======== Record list

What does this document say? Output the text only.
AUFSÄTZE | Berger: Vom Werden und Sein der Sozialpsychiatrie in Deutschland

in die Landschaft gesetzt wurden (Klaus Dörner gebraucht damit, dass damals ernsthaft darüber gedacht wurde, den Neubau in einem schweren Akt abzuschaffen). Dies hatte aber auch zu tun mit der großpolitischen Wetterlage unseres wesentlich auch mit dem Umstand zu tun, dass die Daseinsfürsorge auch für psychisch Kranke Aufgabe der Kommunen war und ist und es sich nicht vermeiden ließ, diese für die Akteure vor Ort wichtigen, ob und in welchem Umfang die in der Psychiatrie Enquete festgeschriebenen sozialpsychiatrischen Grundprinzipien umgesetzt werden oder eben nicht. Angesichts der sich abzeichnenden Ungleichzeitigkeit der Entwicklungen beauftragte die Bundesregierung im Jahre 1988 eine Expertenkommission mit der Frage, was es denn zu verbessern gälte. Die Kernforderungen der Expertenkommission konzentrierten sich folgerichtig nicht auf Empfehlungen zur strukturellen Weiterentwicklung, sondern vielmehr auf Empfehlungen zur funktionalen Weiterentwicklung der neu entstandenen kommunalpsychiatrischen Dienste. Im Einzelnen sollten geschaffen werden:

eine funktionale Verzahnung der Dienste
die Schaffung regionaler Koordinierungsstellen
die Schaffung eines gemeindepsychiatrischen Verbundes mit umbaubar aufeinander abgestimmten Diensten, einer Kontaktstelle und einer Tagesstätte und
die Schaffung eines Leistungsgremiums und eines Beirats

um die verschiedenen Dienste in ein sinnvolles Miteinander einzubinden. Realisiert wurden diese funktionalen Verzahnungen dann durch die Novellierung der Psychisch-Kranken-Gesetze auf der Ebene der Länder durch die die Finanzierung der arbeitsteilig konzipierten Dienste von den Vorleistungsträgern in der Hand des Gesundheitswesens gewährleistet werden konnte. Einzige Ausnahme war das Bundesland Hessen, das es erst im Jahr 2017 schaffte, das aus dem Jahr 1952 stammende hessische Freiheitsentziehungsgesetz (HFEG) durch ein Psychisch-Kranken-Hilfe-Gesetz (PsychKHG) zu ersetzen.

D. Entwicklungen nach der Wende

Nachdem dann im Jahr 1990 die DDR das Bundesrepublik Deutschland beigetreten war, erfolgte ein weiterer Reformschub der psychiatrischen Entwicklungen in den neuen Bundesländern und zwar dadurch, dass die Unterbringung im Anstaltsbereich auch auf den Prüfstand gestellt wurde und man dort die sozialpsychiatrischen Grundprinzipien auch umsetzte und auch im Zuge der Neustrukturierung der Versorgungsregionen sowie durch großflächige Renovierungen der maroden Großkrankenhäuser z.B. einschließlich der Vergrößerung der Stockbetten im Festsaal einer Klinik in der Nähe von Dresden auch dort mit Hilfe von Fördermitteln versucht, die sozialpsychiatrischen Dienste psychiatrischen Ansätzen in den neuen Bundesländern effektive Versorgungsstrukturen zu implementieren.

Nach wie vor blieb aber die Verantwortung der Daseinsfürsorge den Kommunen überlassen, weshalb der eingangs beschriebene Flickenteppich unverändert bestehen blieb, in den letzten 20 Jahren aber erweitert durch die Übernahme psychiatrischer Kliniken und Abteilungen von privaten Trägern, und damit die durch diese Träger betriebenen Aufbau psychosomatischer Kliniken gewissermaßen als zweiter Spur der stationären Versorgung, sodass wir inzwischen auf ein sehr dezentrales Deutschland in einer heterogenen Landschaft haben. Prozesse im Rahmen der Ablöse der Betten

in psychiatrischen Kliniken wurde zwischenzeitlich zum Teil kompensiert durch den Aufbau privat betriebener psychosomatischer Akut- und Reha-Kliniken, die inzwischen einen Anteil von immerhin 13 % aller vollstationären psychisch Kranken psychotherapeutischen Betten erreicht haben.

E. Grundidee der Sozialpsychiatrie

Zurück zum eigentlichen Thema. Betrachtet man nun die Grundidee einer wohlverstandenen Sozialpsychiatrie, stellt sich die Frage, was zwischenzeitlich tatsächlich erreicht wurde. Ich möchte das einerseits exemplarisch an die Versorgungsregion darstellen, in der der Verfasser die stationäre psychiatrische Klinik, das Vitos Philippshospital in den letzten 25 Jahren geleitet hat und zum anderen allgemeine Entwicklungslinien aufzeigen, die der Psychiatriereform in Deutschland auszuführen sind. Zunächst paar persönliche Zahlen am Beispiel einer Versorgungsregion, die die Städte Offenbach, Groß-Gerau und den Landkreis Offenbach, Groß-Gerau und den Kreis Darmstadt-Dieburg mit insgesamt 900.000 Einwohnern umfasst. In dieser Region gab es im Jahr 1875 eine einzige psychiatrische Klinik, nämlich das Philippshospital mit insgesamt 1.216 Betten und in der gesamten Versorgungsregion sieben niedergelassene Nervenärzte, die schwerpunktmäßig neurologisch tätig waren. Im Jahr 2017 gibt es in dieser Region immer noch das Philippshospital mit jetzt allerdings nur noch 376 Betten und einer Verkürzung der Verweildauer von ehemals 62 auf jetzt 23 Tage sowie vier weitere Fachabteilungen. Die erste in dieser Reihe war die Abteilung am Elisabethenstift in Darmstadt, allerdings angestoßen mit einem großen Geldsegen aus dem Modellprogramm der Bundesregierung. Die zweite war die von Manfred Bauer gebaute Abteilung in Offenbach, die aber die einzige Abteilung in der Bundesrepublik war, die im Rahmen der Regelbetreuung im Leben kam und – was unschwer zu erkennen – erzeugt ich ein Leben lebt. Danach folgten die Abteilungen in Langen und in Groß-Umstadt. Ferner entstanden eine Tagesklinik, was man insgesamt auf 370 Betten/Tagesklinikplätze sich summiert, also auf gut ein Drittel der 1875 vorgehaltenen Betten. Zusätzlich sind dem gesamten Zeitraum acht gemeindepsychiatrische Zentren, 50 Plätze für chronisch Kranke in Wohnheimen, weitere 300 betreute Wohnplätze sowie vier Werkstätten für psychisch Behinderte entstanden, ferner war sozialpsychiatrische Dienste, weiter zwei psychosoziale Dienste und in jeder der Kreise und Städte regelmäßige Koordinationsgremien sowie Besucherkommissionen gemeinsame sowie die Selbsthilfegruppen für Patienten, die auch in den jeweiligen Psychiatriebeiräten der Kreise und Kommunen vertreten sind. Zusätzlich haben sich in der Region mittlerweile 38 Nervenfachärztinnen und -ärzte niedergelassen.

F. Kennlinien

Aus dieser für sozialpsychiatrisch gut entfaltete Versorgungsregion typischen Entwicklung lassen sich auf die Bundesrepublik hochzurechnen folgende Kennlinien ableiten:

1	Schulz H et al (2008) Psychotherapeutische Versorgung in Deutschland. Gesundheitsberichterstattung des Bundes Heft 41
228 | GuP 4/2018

================

In the entries above, find lines with "eines" and copy each.

▶ Solved problem
die Schaffung eines gemeindepsychiatrischen Verbundes mit umbaubar aufeinander abgestimmten Diensten, einer Kontaktstelle und einer Tagesstätte und
die Schaffung eines Leistungsgremiums und eines Beirats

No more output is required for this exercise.